— Given records —

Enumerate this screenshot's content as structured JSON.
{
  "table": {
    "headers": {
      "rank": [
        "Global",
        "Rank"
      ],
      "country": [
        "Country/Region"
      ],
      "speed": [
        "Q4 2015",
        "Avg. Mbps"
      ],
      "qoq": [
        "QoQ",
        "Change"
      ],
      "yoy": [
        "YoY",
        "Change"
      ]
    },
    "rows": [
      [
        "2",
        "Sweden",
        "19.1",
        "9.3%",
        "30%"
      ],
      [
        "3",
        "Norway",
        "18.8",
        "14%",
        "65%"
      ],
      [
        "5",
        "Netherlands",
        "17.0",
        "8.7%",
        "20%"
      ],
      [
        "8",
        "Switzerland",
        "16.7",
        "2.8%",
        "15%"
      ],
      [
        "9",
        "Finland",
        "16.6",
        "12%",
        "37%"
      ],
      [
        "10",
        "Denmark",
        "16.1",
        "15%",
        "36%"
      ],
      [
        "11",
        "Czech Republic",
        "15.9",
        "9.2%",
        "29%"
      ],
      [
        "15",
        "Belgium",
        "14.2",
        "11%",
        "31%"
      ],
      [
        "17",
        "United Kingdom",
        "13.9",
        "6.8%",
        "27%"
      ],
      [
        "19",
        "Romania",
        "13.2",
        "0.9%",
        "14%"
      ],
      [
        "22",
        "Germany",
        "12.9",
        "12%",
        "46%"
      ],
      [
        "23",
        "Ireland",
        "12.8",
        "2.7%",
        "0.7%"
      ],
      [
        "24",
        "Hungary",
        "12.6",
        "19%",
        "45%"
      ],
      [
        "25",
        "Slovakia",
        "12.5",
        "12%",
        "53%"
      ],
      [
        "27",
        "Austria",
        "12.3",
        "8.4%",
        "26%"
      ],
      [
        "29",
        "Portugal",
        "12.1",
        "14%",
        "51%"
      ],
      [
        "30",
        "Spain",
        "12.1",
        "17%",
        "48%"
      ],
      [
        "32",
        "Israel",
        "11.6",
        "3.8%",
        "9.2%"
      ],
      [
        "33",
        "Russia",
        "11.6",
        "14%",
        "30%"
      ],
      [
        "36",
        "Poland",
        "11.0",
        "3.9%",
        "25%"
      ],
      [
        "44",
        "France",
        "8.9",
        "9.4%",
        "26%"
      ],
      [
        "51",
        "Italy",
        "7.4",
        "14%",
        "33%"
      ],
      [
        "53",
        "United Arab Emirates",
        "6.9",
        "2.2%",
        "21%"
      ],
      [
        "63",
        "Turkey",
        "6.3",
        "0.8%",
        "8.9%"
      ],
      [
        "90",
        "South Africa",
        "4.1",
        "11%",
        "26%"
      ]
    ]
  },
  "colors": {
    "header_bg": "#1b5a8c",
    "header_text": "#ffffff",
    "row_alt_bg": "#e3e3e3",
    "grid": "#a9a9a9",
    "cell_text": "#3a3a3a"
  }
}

— To be done —
Work out how many lines of the data hold the string "United". Reply with that number alone.

— Full solution —
2